■ PROBLEM STATEMENT ■
Please repeat all of the listing exactly.

■ GIVEN RECORDS ■
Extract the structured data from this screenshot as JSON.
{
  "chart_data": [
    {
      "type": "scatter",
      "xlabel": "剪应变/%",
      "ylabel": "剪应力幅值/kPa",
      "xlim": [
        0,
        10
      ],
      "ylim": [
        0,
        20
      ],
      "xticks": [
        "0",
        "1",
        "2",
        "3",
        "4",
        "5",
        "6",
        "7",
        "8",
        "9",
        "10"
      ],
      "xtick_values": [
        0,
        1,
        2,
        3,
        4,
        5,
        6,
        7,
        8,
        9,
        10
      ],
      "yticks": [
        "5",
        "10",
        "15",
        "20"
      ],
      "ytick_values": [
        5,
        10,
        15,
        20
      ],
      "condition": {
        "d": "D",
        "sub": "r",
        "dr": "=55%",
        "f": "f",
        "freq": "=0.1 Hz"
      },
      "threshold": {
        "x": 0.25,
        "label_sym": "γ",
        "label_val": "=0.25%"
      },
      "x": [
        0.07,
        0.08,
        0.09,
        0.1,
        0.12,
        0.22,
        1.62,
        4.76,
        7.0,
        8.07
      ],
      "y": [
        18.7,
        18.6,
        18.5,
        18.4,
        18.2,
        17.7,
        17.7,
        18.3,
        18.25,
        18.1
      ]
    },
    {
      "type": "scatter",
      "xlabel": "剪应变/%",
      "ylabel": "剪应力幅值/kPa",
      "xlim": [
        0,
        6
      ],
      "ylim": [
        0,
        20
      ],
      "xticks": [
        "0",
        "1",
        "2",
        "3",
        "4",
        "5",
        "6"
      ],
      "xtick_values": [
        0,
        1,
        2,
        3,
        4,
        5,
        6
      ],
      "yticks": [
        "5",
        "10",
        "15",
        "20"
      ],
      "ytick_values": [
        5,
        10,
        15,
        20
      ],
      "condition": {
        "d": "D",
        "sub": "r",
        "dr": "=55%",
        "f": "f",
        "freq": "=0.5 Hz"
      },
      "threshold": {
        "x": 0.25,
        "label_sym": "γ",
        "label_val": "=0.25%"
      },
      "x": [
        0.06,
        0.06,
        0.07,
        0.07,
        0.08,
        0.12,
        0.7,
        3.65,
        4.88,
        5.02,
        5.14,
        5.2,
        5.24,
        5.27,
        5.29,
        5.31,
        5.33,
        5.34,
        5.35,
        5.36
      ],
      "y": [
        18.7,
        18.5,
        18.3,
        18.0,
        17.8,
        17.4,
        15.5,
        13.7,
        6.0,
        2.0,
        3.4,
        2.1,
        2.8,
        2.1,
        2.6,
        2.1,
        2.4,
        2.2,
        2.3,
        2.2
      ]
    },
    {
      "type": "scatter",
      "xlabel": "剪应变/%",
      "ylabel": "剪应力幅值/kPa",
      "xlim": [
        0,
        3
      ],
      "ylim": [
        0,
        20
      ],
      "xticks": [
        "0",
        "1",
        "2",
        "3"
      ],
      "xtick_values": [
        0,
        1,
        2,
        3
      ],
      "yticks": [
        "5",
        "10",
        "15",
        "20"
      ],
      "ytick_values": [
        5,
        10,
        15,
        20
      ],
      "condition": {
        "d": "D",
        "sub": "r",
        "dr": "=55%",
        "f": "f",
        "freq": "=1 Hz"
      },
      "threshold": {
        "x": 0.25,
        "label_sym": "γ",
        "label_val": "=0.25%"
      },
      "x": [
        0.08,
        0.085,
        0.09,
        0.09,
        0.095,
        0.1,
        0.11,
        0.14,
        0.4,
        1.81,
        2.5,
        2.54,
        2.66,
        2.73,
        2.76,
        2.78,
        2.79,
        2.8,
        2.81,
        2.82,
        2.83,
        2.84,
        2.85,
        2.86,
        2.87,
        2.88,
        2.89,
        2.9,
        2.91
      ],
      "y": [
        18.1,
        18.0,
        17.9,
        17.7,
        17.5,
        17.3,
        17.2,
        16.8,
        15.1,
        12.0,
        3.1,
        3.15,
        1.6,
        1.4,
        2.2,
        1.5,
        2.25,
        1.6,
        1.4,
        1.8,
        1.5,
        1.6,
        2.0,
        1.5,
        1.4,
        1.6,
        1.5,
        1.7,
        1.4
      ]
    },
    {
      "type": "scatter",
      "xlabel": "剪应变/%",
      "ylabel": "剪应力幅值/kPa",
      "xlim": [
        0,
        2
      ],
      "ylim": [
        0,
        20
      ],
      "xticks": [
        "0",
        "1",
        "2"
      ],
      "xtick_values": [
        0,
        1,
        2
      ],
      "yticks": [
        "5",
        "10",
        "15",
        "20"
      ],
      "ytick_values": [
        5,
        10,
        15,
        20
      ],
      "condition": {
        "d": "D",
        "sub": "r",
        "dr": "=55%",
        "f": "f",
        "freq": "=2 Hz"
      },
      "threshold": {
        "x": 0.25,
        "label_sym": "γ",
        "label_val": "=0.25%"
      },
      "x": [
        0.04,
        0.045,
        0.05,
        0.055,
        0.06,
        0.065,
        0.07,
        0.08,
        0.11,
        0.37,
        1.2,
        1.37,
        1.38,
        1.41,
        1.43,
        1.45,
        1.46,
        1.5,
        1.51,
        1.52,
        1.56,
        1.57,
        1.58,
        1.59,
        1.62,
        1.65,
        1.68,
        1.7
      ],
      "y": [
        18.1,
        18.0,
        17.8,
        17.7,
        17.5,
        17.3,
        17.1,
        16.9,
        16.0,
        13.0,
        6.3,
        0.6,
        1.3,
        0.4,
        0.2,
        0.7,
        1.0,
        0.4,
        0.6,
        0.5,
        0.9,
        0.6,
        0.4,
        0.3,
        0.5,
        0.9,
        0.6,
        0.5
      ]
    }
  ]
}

■ RESULT OF THE TASK ■
Extract the structured data from this screenshot as JSON.
{
  "chart_data": [
    {
      "type": "scatter",
      "xlabel": "剪应变/%",
      "ylabel": "剪应力幅值/kPa",
      "xlim": [
        0,
        10
      ],
      "ylim": [
        0,
        20
      ],
      "xticks": [
        "0",
        "1",
        "2",
        "3",
        "4",
        "5",
        "6",
        "7",
        "8",
        "9",
        "10"
      ],
      "xtick_values": [
        0,
        1,
        2,
        3,
        4,
        5,
        6,
        7,
        8,
        9,
        10
      ],
      "yticks": [
        "5",
        "10",
        "15",
        "20"
      ],
      "ytick_values": [
        5,
        10,
        15,
        20
      ],
      "condition": {
        "d": "D",
        "sub": "r",
        "dr": "=55%",
        "f": "f",
        "freq": "=0.1 Hz"
      },
      "threshold": {
        "x": 0.25,
        "label_sym": "γ",
        "label_val": "=0.25%"
      },
      "x": [
        0.07,
        0.08,
        0.09,
        0.1,
        0.12,
        0.22,
        1.62,
        4.76,
        7.0,
        8.07
      ],
      "y": [
        18.7,
        18.6,
        18.5,
        18.4,
        18.2,
        17.7,
        17.7,
        18.3,
        18.25,
        18.1
      ]
    },
    {
      "type": "scatter",
      "xlabel": "剪应变/%",
      "ylabel": "剪应力幅值/kPa",
      "xlim": [
        0,
        6
      ],
      "ylim": [
        0,
        20
      ],
      "xticks": [
        "0",
        "1",
        "2",
        "3",
        "4",
        "5",
        "6"
      ],
      "xtick_values": [
        0,
        1,
        2,
        3,
        4,
        5,
        6
      ],
      "yticks": [
        "5",
        "10",
        "15",
        "20"
      ],
      "ytick_values": [
        5,
        10,
        15,
        20
      ],
      "condition": {
        "d": "D",
        "sub": "r",
        "dr": "=55%",
        "f": "f",
        "freq": "=0.5 Hz"
      },
      "threshold": {
        "x": 0.25,
        "label_sym": "γ",
        "label_val": "=0.25%"
      },
      "x": [
        0.06,
        0.06,
        0.07,
        0.07,
        0.08,
        0.12,
        0.7,
        3.65,
        4.88,
        5.02,
        5.14,
        5.2,
        5.24,
        5.27,
        5.29,
        5.31,
        5.33,
        5.34,
        5.35,
        5.36
      ],
      "y": [
        18.7,
        18.5,
        18.3,
        18.0,
        17.8,
        17.4,
        15.5,
        13.7,
        6.0,
        2.0,
        3.4,
        2.1,
        2.8,
        2.1,
        2.6,
        2.1,
        2.4,
        2.2,
        2.3,
        2.2
      ]
    },
    {
      "type": "scatter",
      "xlabel": "剪应变/%",
      "ylabel": "剪应力幅值/kPa",
      "xlim": [
        0,
        3
      ],
      "ylim": [
        0,
        20
      ],
      "xticks": [
        "0",
        "1",
        "2",
        "3"
      ],
      "xtick_values": [
        0,
        1,
        2,
        3
      ],
      "yticks": [
        "5",
        "10",
        "15",
        "20"
      ],
      "ytick_values": [
        5,
        10,
        15,
        20
      ],
      "condition": {
        "d": "D",
        "sub": "r",
        "dr": "=55%",
        "f": "f",
        "freq": "=1 Hz"
      },
      "threshold": {
        "x": 0.25,
        "label_sym": "γ",
        "label_val": "=0.25%"
      },
      "x": [
        0.08,
        0.085,
        0.09,
        0.09,
        0.095,
        0.1,
        0.11,
        0.14,
        0.4,
        1.81,
        2.5,
        2.54,
        2.66,
        2.73,
        2.76,
        2.78,
        2.79,
        2.8,
        2.81,
        2.82,
        2.83,
        2.84,
        2.85,
        2.86,
        2.87,
        2.88,
        2.89,
        2.9,
        2.91
      ],
      "y": [
        18.1,
        18.0,
        17.9,
        17.7,
        17.5,
        17.3,
        17.2,
        16.8,
        15.1,
        12.0,
        3.1,
        3.15,
        1.6,
        1.4,
        2.2,
        1.5,
        2.25,
        1.6,
        1.4,
        1.8,
        1.5,
        1.6,
        2.0,
        1.5,
        1.4,
        1.6,
        1.5,
        1.7,
        1.4
      ]
    },
    {
      "type": "scatter",
      "xlabel": "剪应变/%",
      "ylabel": "剪应力幅值/kPa",
      "xlim": [
        0,
        2
      ],
      "ylim": [
        0,
        20
      ],
      "xticks": [
        "0",
        "1",
        "2"
      ],
      "xtick_values": [
        0,
        1,
        2
      ],
      "yticks": [
        "5",
        "10",
        "15",
        "20"
      ],
      "ytick_values": [
        5,
        10,
        15,
        20
      ],
      "condition": {
        "d": "D",
        "sub": "r",
        "dr": "=55%",
        "f": "f",
        "freq": "=2 Hz"
      },
      "threshold": {
        "x": 0.25,
        "label_sym": "γ",
        "label_val": "=0.25%"
      },
      "x": [
        0.04,
        0.045,
        0.05,
        0.055,
        0.06,
        0.065,
        0.07,
        0.08,
        0.11,
        0.37,
        1.2,
        1.37,
        1.38,
        1.41,
        1.43,
        1.45,
        1.46,
        1.5,
        1.51,
        1.52,
        1.56,
        1.57,
        1.58,
        1.59,
        1.62,
        1.65,
        1.68,
        1.7
      ],
      "y": [
        18.1,
        18.0,
        17.8,
        17.7,
        17.5,
        17.3,
        17.1,
        16.9,
        16.0,
        13.0,
        6.3,
        0.6,
        1.3,
        0.4,
        0.2,
        0.7,
        1.0,
        0.4,
        0.6,
        0.5,
        0.9,
        0.6,
        0.4,
        0.3,
        0.5,
        0.9,
        0.6,
        0.5
      ]
    }
  ]
}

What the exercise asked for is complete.